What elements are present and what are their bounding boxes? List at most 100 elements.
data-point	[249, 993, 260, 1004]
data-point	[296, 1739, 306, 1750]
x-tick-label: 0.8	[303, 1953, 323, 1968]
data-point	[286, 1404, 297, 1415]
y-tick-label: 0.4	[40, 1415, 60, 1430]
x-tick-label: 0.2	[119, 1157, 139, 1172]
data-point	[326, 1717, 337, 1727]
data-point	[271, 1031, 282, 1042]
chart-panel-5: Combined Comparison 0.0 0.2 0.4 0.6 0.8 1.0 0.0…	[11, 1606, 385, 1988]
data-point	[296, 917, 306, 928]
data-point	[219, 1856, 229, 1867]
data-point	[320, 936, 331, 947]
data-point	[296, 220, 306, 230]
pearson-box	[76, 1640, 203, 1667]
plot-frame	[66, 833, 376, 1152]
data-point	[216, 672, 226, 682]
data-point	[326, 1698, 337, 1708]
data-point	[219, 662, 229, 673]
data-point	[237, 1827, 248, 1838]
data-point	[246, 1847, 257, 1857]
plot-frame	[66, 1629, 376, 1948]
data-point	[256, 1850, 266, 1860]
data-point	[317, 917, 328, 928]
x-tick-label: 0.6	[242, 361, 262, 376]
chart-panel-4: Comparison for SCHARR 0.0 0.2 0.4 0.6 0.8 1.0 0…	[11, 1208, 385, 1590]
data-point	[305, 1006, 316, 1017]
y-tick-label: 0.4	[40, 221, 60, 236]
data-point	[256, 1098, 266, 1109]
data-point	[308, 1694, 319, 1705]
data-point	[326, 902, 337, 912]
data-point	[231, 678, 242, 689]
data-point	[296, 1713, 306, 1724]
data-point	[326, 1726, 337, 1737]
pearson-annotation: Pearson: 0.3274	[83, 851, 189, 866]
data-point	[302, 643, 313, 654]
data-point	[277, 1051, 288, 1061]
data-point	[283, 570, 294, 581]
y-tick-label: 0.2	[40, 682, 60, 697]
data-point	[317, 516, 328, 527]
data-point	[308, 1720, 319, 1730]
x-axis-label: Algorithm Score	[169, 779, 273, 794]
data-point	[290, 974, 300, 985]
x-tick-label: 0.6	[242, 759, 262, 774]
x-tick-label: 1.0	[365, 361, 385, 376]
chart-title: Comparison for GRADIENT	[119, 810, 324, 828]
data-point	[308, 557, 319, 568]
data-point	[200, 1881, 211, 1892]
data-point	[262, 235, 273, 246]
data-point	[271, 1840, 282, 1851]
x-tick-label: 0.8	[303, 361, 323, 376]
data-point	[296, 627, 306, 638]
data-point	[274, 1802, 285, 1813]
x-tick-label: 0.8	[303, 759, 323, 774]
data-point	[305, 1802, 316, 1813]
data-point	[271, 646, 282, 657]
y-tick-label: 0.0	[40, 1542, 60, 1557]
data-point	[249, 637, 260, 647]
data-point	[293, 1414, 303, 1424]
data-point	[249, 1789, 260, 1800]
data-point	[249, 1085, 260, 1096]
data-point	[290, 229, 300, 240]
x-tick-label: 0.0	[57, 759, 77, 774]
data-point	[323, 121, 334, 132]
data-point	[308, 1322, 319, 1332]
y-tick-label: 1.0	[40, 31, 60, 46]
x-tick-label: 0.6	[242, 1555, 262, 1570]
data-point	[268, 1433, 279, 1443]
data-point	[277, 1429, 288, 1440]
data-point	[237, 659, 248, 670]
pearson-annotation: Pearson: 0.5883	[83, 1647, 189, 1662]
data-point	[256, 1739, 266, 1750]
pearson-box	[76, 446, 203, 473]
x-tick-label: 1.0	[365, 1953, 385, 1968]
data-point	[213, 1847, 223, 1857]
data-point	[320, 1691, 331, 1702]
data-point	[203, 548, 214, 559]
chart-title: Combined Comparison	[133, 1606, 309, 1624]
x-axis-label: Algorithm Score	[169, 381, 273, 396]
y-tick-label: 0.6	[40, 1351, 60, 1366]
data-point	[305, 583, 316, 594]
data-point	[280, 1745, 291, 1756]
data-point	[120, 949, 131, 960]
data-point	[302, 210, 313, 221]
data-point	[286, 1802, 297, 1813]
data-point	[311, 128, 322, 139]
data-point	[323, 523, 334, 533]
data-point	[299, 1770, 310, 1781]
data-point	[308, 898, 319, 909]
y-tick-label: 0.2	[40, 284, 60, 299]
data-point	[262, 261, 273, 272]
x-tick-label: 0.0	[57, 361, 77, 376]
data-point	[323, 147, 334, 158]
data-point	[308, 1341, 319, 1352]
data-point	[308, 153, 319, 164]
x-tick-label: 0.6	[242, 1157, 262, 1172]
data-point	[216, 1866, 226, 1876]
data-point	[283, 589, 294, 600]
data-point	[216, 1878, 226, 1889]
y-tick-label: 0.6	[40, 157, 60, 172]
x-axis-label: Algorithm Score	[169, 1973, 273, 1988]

====================

*Job*. Copy each line from the records above that contains the word "Score".

*Exercise output*.
x-axis-label: Algorithm Score	[169, 779, 273, 794]
x-axis-label: Algorithm Score	[169, 381, 273, 396]
x-axis-label: Algorithm Score	[169, 1973, 273, 1988]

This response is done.